• [What is asked]
Make an exact copy of all the entries, but do not reproduce the pictures.

— START Records supplied —

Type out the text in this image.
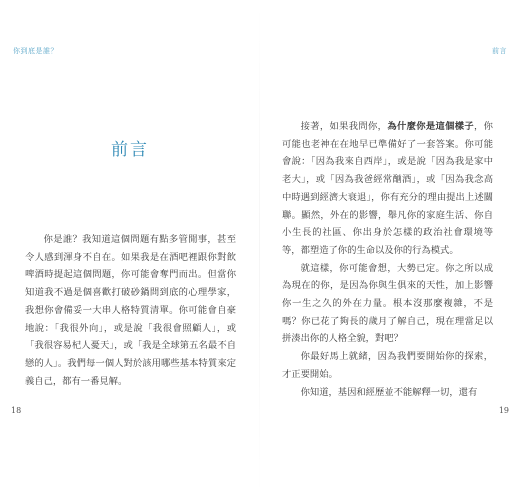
你到底是誰？
前言

你是誰？我知道這個問題有點多管閒事，甚至令人感到渾身不自在。如果我是在酒吧裡跟你對飲啤酒時提起這個問題，你可能會奪門而出。但當你知道我不過是個喜歡打破砂鍋問到底的心理學家，我想你會備妥一大串人格特質清單。你可能會自豪地說：「我很外向」，或是說「我很會照顧人」，或「我很容易杞人憂天」，或「我是全球第五名最不自戀的人」。我們每一個人對於該用哪些基本特質來定義自己，都有一番見解。

18
前言

接著，如果我問你，為什麼你是這個樣子，你可能也老神在在地早已準備好了一套答案。你可能會說：「因為我來自西岸」，或是說「因為我是家中老大」，或「因為我爸經常酗酒」，或「因為我念高中時遇到經濟大衰退」，你有充分的理由提出上述關聯。顯然，外在的影響，舉凡你的家庭生活、你自小生長的社區、你出身於怎樣的政治社會環境等等，都塑造了你的生命以及你的行為模式。

就這樣，你可能會想，大勢已定。你之所以成為現在的你，是因為你與生俱來的天性，加上影響你一生之久的外在力量。根本沒那麼複雜，不是嗎？你已花了夠長的歲月了解自己，現在理當足以拼湊出你的人格全貌，對吧？

你最好馬上就緒，因為我們要開始你的探索，才正要開始。

你知道，基因和經歷並不能解釋一切，還有

19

— END Records supplied —

• [Exercise output]
Type out the text in this image.
你到底是誰？
前言

你是誰？我知道這個問題有點多管閒事，甚至令人感到渾身不自在。如果我是在酒吧裡跟你對飲啤酒時提起這個問題，你可能會奪門而出。但當你知道我不過是個喜歡打破砂鍋問到底的心理學家，我想你會備妥一大串人格特質清單。你可能會自豪地說：「我很外向」，或是說「我很會照顧人」，或「我很容易杞人憂天」，或「我是全球第五名最不自戀的人」。我們每一個人對於該用哪些基本特質來定義自己，都有一番見解。

18
前言

接著，如果我問你，為什麼你是這個樣子，你可能也老神在在地早已準備好了一套答案。你可能會說：「因為我來自西岸」，或是說「因為我是家中老大」，或「因為我爸經常酗酒」，或「因為我念高中時遇到經濟大衰退」，你有充分的理由提出上述關聯。顯然，外在的影響，舉凡你的家庭生活、你自小生長的社區、你出身於怎樣的政治社會環境等等，都塑造了你的生命以及你的行為模式。

就這樣，你可能會想，大勢已定。你之所以成為現在的你，是因為你與生俱來的天性，加上影響你一生之久的外在力量。根本沒那麼複雜，不是嗎？你已花了夠長的歲月了解自己，現在理當足以拼湊出你的人格全貌，對吧？

你最好馬上就緒，因為我們要開始你的探索，才正要開始。

你知道，基因和經歷並不能解釋一切，還有

19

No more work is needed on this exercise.